- WORK TO DO:
What follows is a block of records; restate each one word for word.

[DATA FOR PROCESSING start]

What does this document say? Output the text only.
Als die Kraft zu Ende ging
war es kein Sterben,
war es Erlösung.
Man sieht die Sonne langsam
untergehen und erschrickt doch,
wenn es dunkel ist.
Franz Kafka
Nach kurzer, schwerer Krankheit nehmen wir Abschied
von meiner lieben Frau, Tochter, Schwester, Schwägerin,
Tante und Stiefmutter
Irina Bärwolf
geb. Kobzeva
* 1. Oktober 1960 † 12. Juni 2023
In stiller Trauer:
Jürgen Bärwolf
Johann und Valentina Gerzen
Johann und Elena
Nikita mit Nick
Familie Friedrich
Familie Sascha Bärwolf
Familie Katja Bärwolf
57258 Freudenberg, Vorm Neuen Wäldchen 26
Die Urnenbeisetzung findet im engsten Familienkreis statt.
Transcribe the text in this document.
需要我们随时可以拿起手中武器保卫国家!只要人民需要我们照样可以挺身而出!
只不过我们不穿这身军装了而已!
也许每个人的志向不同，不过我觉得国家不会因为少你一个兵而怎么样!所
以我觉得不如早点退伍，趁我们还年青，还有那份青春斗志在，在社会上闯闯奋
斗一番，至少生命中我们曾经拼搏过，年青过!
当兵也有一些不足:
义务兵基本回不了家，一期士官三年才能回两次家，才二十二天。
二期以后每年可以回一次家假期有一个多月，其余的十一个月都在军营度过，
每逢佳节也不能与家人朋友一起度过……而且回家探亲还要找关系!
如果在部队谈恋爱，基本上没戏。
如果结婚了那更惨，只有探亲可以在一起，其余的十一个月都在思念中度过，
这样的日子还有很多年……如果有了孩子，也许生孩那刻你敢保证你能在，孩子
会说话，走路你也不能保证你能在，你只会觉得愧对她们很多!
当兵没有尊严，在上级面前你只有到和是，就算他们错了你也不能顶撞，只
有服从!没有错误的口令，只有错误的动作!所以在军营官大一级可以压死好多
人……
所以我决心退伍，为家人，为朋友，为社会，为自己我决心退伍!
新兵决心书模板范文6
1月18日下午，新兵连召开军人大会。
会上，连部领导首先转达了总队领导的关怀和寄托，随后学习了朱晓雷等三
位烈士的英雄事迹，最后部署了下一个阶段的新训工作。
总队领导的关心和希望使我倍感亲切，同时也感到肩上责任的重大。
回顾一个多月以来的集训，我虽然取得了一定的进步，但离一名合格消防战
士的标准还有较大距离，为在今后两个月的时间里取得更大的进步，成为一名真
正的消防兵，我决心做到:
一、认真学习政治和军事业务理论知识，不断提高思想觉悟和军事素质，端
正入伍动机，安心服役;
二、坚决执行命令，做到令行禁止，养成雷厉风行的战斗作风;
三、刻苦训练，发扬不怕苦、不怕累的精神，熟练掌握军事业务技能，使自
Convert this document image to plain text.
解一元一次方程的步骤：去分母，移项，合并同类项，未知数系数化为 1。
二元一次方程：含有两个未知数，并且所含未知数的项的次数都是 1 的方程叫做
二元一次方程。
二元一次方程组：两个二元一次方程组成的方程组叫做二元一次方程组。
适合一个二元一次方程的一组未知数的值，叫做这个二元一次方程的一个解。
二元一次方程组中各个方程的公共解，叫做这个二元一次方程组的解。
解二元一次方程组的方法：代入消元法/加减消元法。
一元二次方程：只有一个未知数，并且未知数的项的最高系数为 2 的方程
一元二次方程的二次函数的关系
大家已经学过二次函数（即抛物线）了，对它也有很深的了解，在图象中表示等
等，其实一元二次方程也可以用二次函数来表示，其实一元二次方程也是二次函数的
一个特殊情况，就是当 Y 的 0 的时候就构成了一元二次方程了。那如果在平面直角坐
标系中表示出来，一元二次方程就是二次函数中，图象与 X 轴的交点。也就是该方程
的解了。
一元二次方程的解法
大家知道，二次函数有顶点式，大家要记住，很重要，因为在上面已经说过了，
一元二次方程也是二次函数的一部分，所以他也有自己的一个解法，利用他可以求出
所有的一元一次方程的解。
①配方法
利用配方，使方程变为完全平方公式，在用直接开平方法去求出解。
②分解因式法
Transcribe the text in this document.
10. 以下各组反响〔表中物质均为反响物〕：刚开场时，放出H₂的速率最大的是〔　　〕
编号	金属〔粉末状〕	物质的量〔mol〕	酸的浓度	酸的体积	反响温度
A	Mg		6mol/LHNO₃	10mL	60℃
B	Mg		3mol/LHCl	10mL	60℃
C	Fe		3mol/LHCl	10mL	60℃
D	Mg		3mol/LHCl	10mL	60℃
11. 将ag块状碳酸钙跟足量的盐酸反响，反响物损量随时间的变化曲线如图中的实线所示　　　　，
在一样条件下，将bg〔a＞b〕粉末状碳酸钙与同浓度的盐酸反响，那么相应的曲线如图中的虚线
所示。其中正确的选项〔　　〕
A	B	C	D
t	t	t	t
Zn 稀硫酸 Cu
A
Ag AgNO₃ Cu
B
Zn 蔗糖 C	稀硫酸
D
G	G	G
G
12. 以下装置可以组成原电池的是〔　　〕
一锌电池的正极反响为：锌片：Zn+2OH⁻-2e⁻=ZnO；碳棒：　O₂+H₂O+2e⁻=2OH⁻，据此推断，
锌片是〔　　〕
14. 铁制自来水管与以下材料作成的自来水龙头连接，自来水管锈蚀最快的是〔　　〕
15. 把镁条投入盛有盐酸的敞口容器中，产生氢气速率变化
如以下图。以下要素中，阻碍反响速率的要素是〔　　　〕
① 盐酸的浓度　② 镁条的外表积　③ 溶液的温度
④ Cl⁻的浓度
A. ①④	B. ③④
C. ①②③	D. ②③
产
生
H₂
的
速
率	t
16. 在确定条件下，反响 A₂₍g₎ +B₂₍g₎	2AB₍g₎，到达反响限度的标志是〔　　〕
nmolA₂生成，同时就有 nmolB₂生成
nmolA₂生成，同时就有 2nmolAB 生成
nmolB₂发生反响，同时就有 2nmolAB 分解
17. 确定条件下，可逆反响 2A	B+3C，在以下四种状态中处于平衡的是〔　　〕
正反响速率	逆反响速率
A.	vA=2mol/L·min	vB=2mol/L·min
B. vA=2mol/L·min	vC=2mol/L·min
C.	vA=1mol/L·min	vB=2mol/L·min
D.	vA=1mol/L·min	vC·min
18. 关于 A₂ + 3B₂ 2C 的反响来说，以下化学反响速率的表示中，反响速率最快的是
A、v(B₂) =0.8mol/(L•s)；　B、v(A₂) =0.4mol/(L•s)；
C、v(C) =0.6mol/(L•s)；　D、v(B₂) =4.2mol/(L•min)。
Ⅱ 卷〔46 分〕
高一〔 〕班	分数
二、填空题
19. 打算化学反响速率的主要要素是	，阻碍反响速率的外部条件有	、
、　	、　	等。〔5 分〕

[DATA FOR PROCESSING end]

- CORRECT RESULT:
What does this document say? Output the text only.
Als die Kraft zu Ende ging
war es kein Sterben,
war es Erlösung.
Man sieht die Sonne langsam
untergehen und erschrickt doch,
wenn es dunkel ist.
Franz Kafka
Nach kurzer, schwerer Krankheit nehmen wir Abschied
von meiner lieben Frau, Tochter, Schwester, Schwägerin,
Tante und Stiefmutter
Irina Bärwolf
geb. Kobzeva
* 1. Oktober 1960 † 12. Juni 2023
In stiller Trauer:
Jürgen Bärwolf
Johann und Valentina Gerzen
Johann und Elena
Nikita mit Nick
Familie Friedrich
Familie Sascha Bärwolf
Familie Katja Bärwolf
57258 Freudenberg, Vorm Neuen Wäldchen 26
Die Urnenbeisetzung findet im engsten Familienkreis statt.
Transcribe the text in this document.
需要我们随时可以拿起手中武器保卫国家!只要人民需要我们照样可以挺身而出!
只不过我们不穿这身军装了而已!
也许每个人的志向不同，不过我觉得国家不会因为少你一个兵而怎么样!所
以我觉得不如早点退伍，趁我们还年青，还有那份青春斗志在，在社会上闯闯奋
斗一番，至少生命中我们曾经拼搏过，年青过!
当兵也有一些不足:
义务兵基本回不了家，一期士官三年才能回两次家，才二十二天。
二期以后每年可以回一次家假期有一个多月，其余的十一个月都在军营度过，
每逢佳节也不能与家人朋友一起度过……而且回家探亲还要找关系!
如果在部队谈恋爱，基本上没戏。
如果结婚了那更惨，只有探亲可以在一起，其余的十一个月都在思念中度过，
这样的日子还有很多年……如果有了孩子，也许生孩那刻你敢保证你能在，孩子
会说话，走路你也不能保证你能在，你只会觉得愧对她们很多!
当兵没有尊严，在上级面前你只有到和是，就算他们错了你也不能顶撞，只
有服从!没有错误的口令，只有错误的动作!所以在军营官大一级可以压死好多
人……
所以我决心退伍，为家人，为朋友，为社会，为自己我决心退伍!
新兵决心书模板范文6
1月18日下午，新兵连召开军人大会。
会上，连部领导首先转达了总队领导的关怀和寄托，随后学习了朱晓雷等三
位烈士的英雄事迹，最后部署了下一个阶段的新训工作。
总队领导的关心和希望使我倍感亲切，同时也感到肩上责任的重大。
回顾一个多月以来的集训，我虽然取得了一定的进步，但离一名合格消防战
士的标准还有较大距离，为在今后两个月的时间里取得更大的进步，成为一名真
正的消防兵，我决心做到:
一、认真学习政治和军事业务理论知识，不断提高思想觉悟和军事素质，端
正入伍动机，安心服役;
二、坚决执行命令，做到令行禁止，养成雷厉风行的战斗作风;
三、刻苦训练，发扬不怕苦、不怕累的精神，熟练掌握军事业务技能，使自
Convert this document image to plain text.
解一元一次方程的步骤：去分母，移项，合并同类项，未知数系数化为 1。
二元一次方程：含有两个未知数，并且所含未知数的项的次数都是 1 的方程叫做
二元一次方程。
二元一次方程组：两个二元一次方程组成的方程组叫做二元一次方程组。
适合一个二元一次方程的一组未知数的值，叫做这个二元一次方程的一个解。
二元一次方程组中各个方程的公共解，叫做这个二元一次方程组的解。
解二元一次方程组的方法：代入消元法/加减消元法。
一元二次方程：只有一个未知数，并且未知数的项的最高系数为 2 的方程
一元二次方程的二次函数的关系
大家已经学过二次函数（即抛物线）了，对它也有很深的了解，在图象中表示等
等，其实一元二次方程也可以用二次函数来表示，其实一元二次方程也是二次函数的
一个特殊情况，就是当 Y 的 0 的时候就构成了一元二次方程了。那如果在平面直角坐
标系中表示出来，一元二次方程就是二次函数中，图象与 X 轴的交点。也就是该方程
的解了。
一元二次方程的解法
大家知道，二次函数有顶点式，大家要记住，很重要，因为在上面已经说过了，
一元二次方程也是二次函数的一部分，所以他也有自己的一个解法，利用他可以求出
所有的一元一次方程的解。
①配方法
利用配方，使方程变为完全平方公式，在用直接开平方法去求出解。
②分解因式法
Transcribe the text in this document.
10. 以下各组反响〔表中物质均为反响物〕：刚开场时，放出H₂的速率最大的是〔　　〕
编号	金属〔粉末状〕	物质的量〔mol〕	酸的浓度	酸的体积	反响温度
A	Mg		6mol/LHNO₃	10mL	60℃
B	Mg		3mol/LHCl	10mL	60℃
C	Fe		3mol/LHCl	10mL	60℃
D	Mg		3mol/LHCl	10mL	60℃
11. 将ag块状碳酸钙跟足量的盐酸反响，反响物损量随时间的变化曲线如图中的实线所示　　　　，
在一样条件下，将bg〔a＞b〕粉末状碳酸钙与同浓度的盐酸反响，那么相应的曲线如图中的虚线
所示。其中正确的选项〔　　〕
A	B	C	D
t	t	t	t
Zn 稀硫酸 Cu
A
Ag AgNO₃ Cu
B
Zn 蔗糖 C	稀硫酸
D
G	G	G
G
12. 以下装置可以组成原电池的是〔　　〕
一锌电池的正极反响为：锌片：Zn+2OH⁻-2e⁻=ZnO；碳棒：　O₂+H₂O+2e⁻=2OH⁻，据此推断，
锌片是〔　　〕
14. 铁制自来水管与以下材料作成的自来水龙头连接，自来水管锈蚀最快的是〔　　〕
15. 把镁条投入盛有盐酸的敞口容器中，产生氢气速率变化
如以下图。以下要素中，阻碍反响速率的要素是〔　　　〕
① 盐酸的浓度　② 镁条的外表积　③ 溶液的温度
④ Cl⁻的浓度
A. ①④	B. ③④
C. ①②③	D. ②③
产
生
H₂
的
速
率	t
16. 在确定条件下，反响 A₂₍g₎ +B₂₍g₎	2AB₍g₎，到达反响限度的标志是〔　　〕
nmolA₂生成，同时就有 nmolB₂生成
nmolA₂生成，同时就有 2nmolAB 生成
nmolB₂发生反响，同时就有 2nmolAB 分解
17. 确定条件下，可逆反响 2A	B+3C，在以下四种状态中处于平衡的是〔　　〕
正反响速率	逆反响速率
A.	vA=2mol/L·min	vB=2mol/L·min
B. vA=2mol/L·min	vC=2mol/L·min
C.	vA=1mol/L·min	vB=2mol/L·min
D.	vA=1mol/L·min	vC·min
18. 关于 A₂ + 3B₂ 2C 的反响来说，以下化学反响速率的表示中，反响速率最快的是
A、v(B₂) =0.8mol/(L•s)；　B、v(A₂) =0.4mol/(L•s)；
C、v(C) =0.6mol/(L•s)；　D、v(B₂) =4.2mol/(L•min)。
Ⅱ 卷〔46 分〕
高一〔 〕班	分数
二、填空题
19. 打算化学反响速率的主要要素是	，阻碍反响速率的外部条件有	、
、　	、　	等。〔5 分〕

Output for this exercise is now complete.